TO DO:
Copy out these items word for word, leaving out the pictures.
## START DATASET RECORDS
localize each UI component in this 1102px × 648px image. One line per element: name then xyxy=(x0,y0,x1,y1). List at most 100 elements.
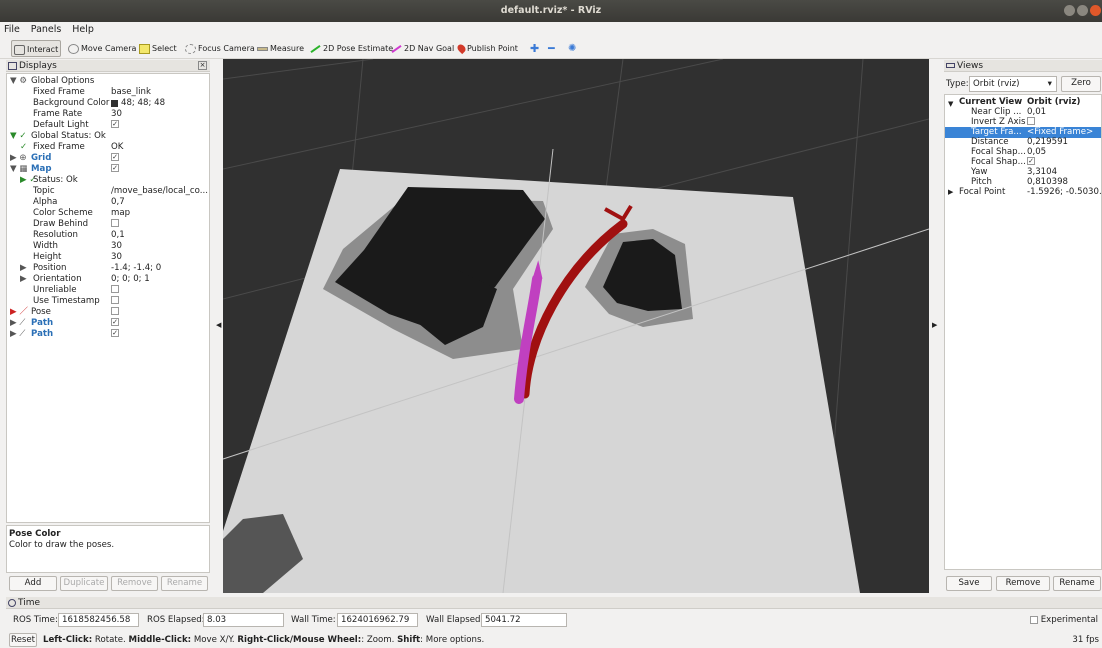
display-row[interactable]: Background Color 48; 48; 48 xyxy=(7,98,209,109)
move-camera-tool[interactable]: Move Camera xyxy=(66,40,136,57)
display-row[interactable]: Width 30 xyxy=(7,241,209,252)
menu-panels[interactable]: Panels xyxy=(27,22,66,35)
save-view-button[interactable]: Save xyxy=(946,576,992,591)
view-row-value[interactable]: ✓ xyxy=(1027,157,1035,165)
publish-point-tool[interactable]: Publish Point xyxy=(455,40,518,57)
display-row-value[interactable] xyxy=(111,307,119,315)
render-viewport[interactable] xyxy=(223,59,929,593)
ros-time-field[interactable]: 1618582456.58 xyxy=(58,613,139,627)
experimental-checkbox[interactable]: Experimental xyxy=(1030,613,1098,627)
collapse-right-icon[interactable]: ▶ xyxy=(932,321,937,329)
display-row[interactable]: ▶ Position -1.4; -1.4; 0 xyxy=(7,263,209,274)
menu-file[interactable]: File xyxy=(0,22,24,35)
add-display-button[interactable]: Add xyxy=(9,576,57,591)
display-row-value[interactable]: ✓ xyxy=(111,164,119,172)
view-row[interactable]: Focal Point -1.5926; -0.5030... ▶ xyxy=(945,187,1102,198)
left-splitter[interactable]: ◀ xyxy=(214,59,222,593)
display-row[interactable]: Alpha 0,7 xyxy=(7,197,209,208)
display-row-value[interactable]: ✓ xyxy=(111,120,119,128)
display-row[interactable]: Draw Behind xyxy=(7,219,209,230)
view-type-select[interactable]: Orbit (rviz) ▾ xyxy=(969,76,1057,92)
display-row[interactable]: Unreliable xyxy=(7,285,209,296)
nav-goal-tool[interactable]: 2D Nav Goal xyxy=(389,40,454,57)
display-row-value[interactable] xyxy=(111,219,119,227)
ros-elapsed-field[interactable]: 8.03 xyxy=(203,613,284,627)
tree-expander-icon[interactable]: ▼ ⚙ xyxy=(10,76,27,87)
display-row-value[interactable]: 48; 48; 48 xyxy=(121,98,165,109)
tree-expander-icon[interactable]: ✓ xyxy=(20,142,27,153)
tool-properties-icon[interactable]: ✺ xyxy=(566,40,576,57)
display-row-value[interactable]: 30 xyxy=(111,252,122,263)
display-row[interactable]: ▶ ⟋ Path ✓ xyxy=(7,329,209,340)
select-tool[interactable]: Select xyxy=(137,40,177,57)
close-icon[interactable] xyxy=(1090,5,1101,16)
view-row-value[interactable] xyxy=(1027,117,1035,125)
zero-view-button[interactable]: Zero xyxy=(1061,76,1101,92)
display-row-value[interactable]: ✓ xyxy=(111,318,119,326)
display-row[interactable]: ▶ ✓ Status: Ok xyxy=(7,175,209,186)
display-row[interactable]: ▼ ▦ Map ✓ xyxy=(7,164,209,175)
display-row-value[interactable] xyxy=(111,285,119,293)
display-row[interactable]: Height 30 xyxy=(7,252,209,263)
tree-expander-icon[interactable]: ▶ xyxy=(20,274,27,285)
display-row[interactable]: ✓ Fixed Frame OK xyxy=(7,142,209,153)
rename-view-button[interactable]: Rename xyxy=(1053,576,1101,591)
color-swatch[interactable] xyxy=(111,100,118,107)
remove-tool-icon[interactable]: ━ xyxy=(546,40,555,57)
display-row[interactable]: Resolution 0,1 xyxy=(7,230,209,241)
close-panel-icon[interactable]: × xyxy=(198,61,207,70)
display-row-value[interactable]: 0,1 xyxy=(111,230,125,241)
display-row[interactable]: ▼ ⚙ Global Options xyxy=(7,76,209,87)
display-row[interactable]: Default Light ✓ xyxy=(7,120,209,131)
display-row-value[interactable]: 30 xyxy=(111,109,122,120)
duplicate-display-button[interactable]: Duplicate xyxy=(60,576,108,591)
tree-expander-icon[interactable]: ▶ ⟋ xyxy=(10,329,25,340)
tree-expander-icon[interactable]: ▶ xyxy=(20,263,27,274)
minimize-icon[interactable] xyxy=(1064,5,1075,16)
remove-display-button[interactable]: Remove xyxy=(111,576,158,591)
ruler-icon xyxy=(257,46,268,51)
display-row[interactable]: ▶ Orientation 0; 0; 0; 1 xyxy=(7,274,209,285)
right-splitter[interactable]: ▶ xyxy=(930,59,938,593)
display-row-value[interactable]: ✓ xyxy=(111,153,119,161)
display-row[interactable]: Frame Rate 30 xyxy=(7,109,209,120)
display-row[interactable]: Topic/move_base/local_co... xyxy=(7,186,209,197)
display-row-value[interactable]: -1.4; -1.4; 0 xyxy=(111,263,161,274)
wall-time-field[interactable]: 1624016962.79 xyxy=(337,613,418,627)
display-row-value[interactable]: map xyxy=(111,208,130,219)
display-row-value[interactable]: /move_base/local_co... xyxy=(111,186,208,197)
maximize-icon[interactable] xyxy=(1077,5,1088,16)
display-row[interactable]: Color Scheme map xyxy=(7,208,209,219)
collapse-left-icon[interactable]: ◀ xyxy=(216,321,221,329)
display-row-value[interactable]: 30 xyxy=(111,241,122,252)
rename-display-button[interactable]: Rename xyxy=(161,576,208,591)
display-row-value[interactable]: OK xyxy=(111,142,123,153)
tree-expander-icon[interactable]: ▶ ⟋ xyxy=(10,318,25,329)
focus-camera-tool[interactable]: Focus Camera xyxy=(183,40,255,57)
display-row[interactable]: ▶ ／ Pose xyxy=(7,307,209,318)
display-row-value[interactable]: ✓ xyxy=(111,329,119,337)
remove-view-button[interactable]: Remove xyxy=(996,576,1050,591)
display-row[interactable]: ▶ ⟋ Path ✓ xyxy=(7,318,209,329)
display-row[interactable]: Use Timestamp xyxy=(7,296,209,307)
display-row[interactable]: ▼ ✓ Global Status: Ok xyxy=(7,131,209,142)
view-row-value[interactable]: -1.5926; -0.5030... xyxy=(1027,187,1102,198)
expand-arrow-icon[interactable]: ▶ xyxy=(948,187,953,198)
display-row-value[interactable]: base_link xyxy=(111,87,151,98)
tree-expander-icon[interactable]: ▼ ✓ xyxy=(10,131,27,142)
interact-tool[interactable]: Interact xyxy=(11,40,61,57)
display-row[interactable]: ▶ ⊕ Grid ✓ xyxy=(7,153,209,164)
wall-elapsed-field[interactable]: 5041.72 xyxy=(481,613,567,627)
tree-expander-icon[interactable]: ▶ ／ xyxy=(10,307,28,318)
tree-expander-icon[interactable]: ▼ ▦ xyxy=(10,164,27,175)
add-tool-icon[interactable]: ✚ xyxy=(528,40,539,57)
reset-button[interactable]: Reset xyxy=(9,633,37,647)
tree-expander-icon[interactable]: ▶ ⊕ xyxy=(10,153,27,164)
display-row-value[interactable] xyxy=(111,296,119,304)
display-row-value[interactable]: 0; 0; 0; 1 xyxy=(111,274,150,285)
menu-help[interactable]: Help xyxy=(68,22,98,35)
pose-estimate-tool[interactable]: 2D Pose Estimate xyxy=(308,40,393,57)
display-row[interactable]: Fixed Frame base_link xyxy=(7,87,209,98)
measure-tool[interactable]: Measure xyxy=(255,40,304,57)
display-row-value[interactable]: 0,7 xyxy=(111,197,125,208)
## END DATASET RECORDS
ANSWER TO THIS PROBLEM:
localize each UI component in this 1102px × 648px image. One line per element: name then xyxy=(x0,y0,x1,y1). List at most 100 elements.
display-row[interactable]: Background Color 48; 48; 48 xyxy=(7,98,209,109)
move-camera-tool[interactable]: Move Camera xyxy=(66,40,136,57)
display-row[interactable]: Width 30 xyxy=(7,241,209,252)
menu-panels[interactable]: Panels xyxy=(27,22,66,35)
save-view-button[interactable]: Save xyxy=(946,576,992,591)
view-row-value[interactable]: ✓ xyxy=(1027,157,1035,165)
publish-point-tool[interactable]: Publish Point xyxy=(455,40,518,57)
display-row-value[interactable] xyxy=(111,307,119,315)
render-viewport[interactable] xyxy=(223,59,929,593)
ros-time-field[interactable]: 1618582456.58 xyxy=(58,613,139,627)
experimental-checkbox[interactable]: Experimental xyxy=(1030,613,1098,627)
collapse-right-icon[interactable]: ▶ xyxy=(932,321,937,329)
display-row[interactable]: ▶ Position -1.4; -1.4; 0 xyxy=(7,263,209,274)
menu-file[interactable]: File xyxy=(0,22,24,35)
add-display-button[interactable]: Add xyxy=(9,576,57,591)
display-row-value[interactable]: ✓ xyxy=(111,164,119,172)
view-row[interactable]: Focal Point -1.5926; -0.5030... ▶ xyxy=(945,187,1102,198)
left-splitter[interactable]: ◀ xyxy=(214,59,222,593)
display-row[interactable]: Alpha 0,7 xyxy=(7,197,209,208)
display-row-value[interactable]: ✓ xyxy=(111,120,119,128)
display-row[interactable]: Draw Behind xyxy=(7,219,209,230)
view-type-select[interactable]: Orbit (rviz) ▾ xyxy=(969,76,1057,92)
display-row[interactable]: Unreliable xyxy=(7,285,209,296)
nav-goal-tool[interactable]: 2D Nav Goal xyxy=(389,40,454,57)
display-row-value[interactable] xyxy=(111,219,119,227)
ros-elapsed-field[interactable]: 8.03 xyxy=(203,613,284,627)
tree-expander-icon[interactable]: ▼ ⚙ xyxy=(10,76,27,87)
display-row-value[interactable]: 48; 48; 48 xyxy=(121,98,165,109)
tree-expander-icon[interactable]: ✓ xyxy=(20,142,27,153)
tool-properties-icon[interactable]: ✺ xyxy=(566,40,576,57)
display-row-value[interactable]: 30 xyxy=(111,252,122,263)
display-row[interactable]: ▶ ⟋ Path ✓ xyxy=(7,329,209,340)
select-tool[interactable]: Select xyxy=(137,40,177,57)
close-icon[interactable] xyxy=(1090,5,1101,16)
view-row-value[interactable] xyxy=(1027,117,1035,125)
zero-view-button[interactable]: Zero xyxy=(1061,76,1101,92)
display-row-value[interactable]: ✓ xyxy=(111,318,119,326)
display-row[interactable]: ▶ ✓ Status: Ok xyxy=(7,175,209,186)
display-row[interactable]: ▼ ▦ Map ✓ xyxy=(7,164,209,175)
display-row-value[interactable] xyxy=(111,285,119,293)
display-row[interactable]: Height 30 xyxy=(7,252,209,263)
tree-expander-icon[interactable]: ▶ xyxy=(20,274,27,285)
display-row[interactable]: ✓ Fixed Frame OK xyxy=(7,142,209,153)
rename-view-button[interactable]: Rename xyxy=(1053,576,1101,591)
color-swatch[interactable] xyxy=(111,100,118,107)
remove-tool-icon[interactable]: ━ xyxy=(546,40,555,57)
display-row[interactable]: Resolution 0,1 xyxy=(7,230,209,241)
close-panel-icon[interactable]: × xyxy=(198,61,207,70)
display-row-value[interactable]: 0,1 xyxy=(111,230,125,241)
display-row[interactable]: ▼ ⚙ Global Options xyxy=(7,76,209,87)
display-row[interactable]: Default Light ✓ xyxy=(7,120,209,131)
display-row-value[interactable]: 30 xyxy=(111,109,122,120)
duplicate-display-button[interactable]: Duplicate xyxy=(60,576,108,591)
tree-expander-icon[interactable]: ▶ ⟋ xyxy=(10,329,25,340)
tree-expander-icon[interactable]: ▶ xyxy=(20,263,27,274)
minimize-icon[interactable] xyxy=(1064,5,1075,16)
remove-display-button[interactable]: Remove xyxy=(111,576,158,591)
ruler-icon xyxy=(257,46,268,51)
display-row[interactable]: ▶ Orientation 0; 0; 0; 1 xyxy=(7,274,209,285)
right-splitter[interactable]: ▶ xyxy=(930,59,938,593)
display-row-value[interactable]: ✓ xyxy=(111,153,119,161)
display-row[interactable]: Frame Rate 30 xyxy=(7,109,209,120)
display-row[interactable]: Topic/move_base/local_co... xyxy=(7,186,209,197)
display-row-value[interactable]: -1.4; -1.4; 0 xyxy=(111,263,161,274)
wall-time-field[interactable]: 1624016962.79 xyxy=(337,613,418,627)
display-row-value[interactable]: map xyxy=(111,208,130,219)
display-row-value[interactable]: /move_base/local_co... xyxy=(111,186,208,197)
maximize-icon[interactable] xyxy=(1077,5,1088,16)
display-row[interactable]: Color Scheme map xyxy=(7,208,209,219)
collapse-left-icon[interactable]: ◀ xyxy=(216,321,221,329)
display-row-value[interactable]: 30 xyxy=(111,241,122,252)
rename-display-button[interactable]: Rename xyxy=(161,576,208,591)
display-row-value[interactable]: OK xyxy=(111,142,123,153)
tree-expander-icon[interactable]: ▶ ⟋ xyxy=(10,318,25,329)
focus-camera-tool[interactable]: Focus Camera xyxy=(183,40,255,57)
display-row[interactable]: ▶ ／ Pose xyxy=(7,307,209,318)
display-row-value[interactable]: ✓ xyxy=(111,329,119,337)
remove-view-button[interactable]: Remove xyxy=(996,576,1050,591)
display-row[interactable]: ▶ ⟋ Path ✓ xyxy=(7,318,209,329)
display-row[interactable]: Use Timestamp xyxy=(7,296,209,307)
display-row[interactable]: ▼ ✓ Global Status: Ok xyxy=(7,131,209,142)
view-row-value[interactable]: -1.5926; -0.5030... xyxy=(1027,187,1102,198)
expand-arrow-icon[interactable]: ▶ xyxy=(948,187,953,198)
display-row-value[interactable]: base_link xyxy=(111,87,151,98)
tree-expander-icon[interactable]: ▼ ✓ xyxy=(10,131,27,142)
interact-tool[interactable]: Interact xyxy=(11,40,61,57)
display-row[interactable]: ▶ ⊕ Grid ✓ xyxy=(7,153,209,164)
wall-elapsed-field[interactable]: 5041.72 xyxy=(481,613,567,627)
tree-expander-icon[interactable]: ▶ ／ xyxy=(10,307,28,318)
tree-expander-icon[interactable]: ▼ ▦ xyxy=(10,164,27,175)
add-tool-icon[interactable]: ✚ xyxy=(528,40,539,57)
reset-button[interactable]: Reset xyxy=(9,633,37,647)
tree-expander-icon[interactable]: ▶ ⊕ xyxy=(10,153,27,164)
display-row-value[interactable] xyxy=(111,296,119,304)
display-row-value[interactable]: 0; 0; 0; 1 xyxy=(111,274,150,285)
menu-help[interactable]: Help xyxy=(68,22,98,35)
pose-estimate-tool[interactable]: 2D Pose Estimate xyxy=(308,40,393,57)
display-row[interactable]: Fixed Frame base_link xyxy=(7,87,209,98)
measure-tool[interactable]: Measure xyxy=(255,40,304,57)
display-row-value[interactable]: 0,7 xyxy=(111,197,125,208)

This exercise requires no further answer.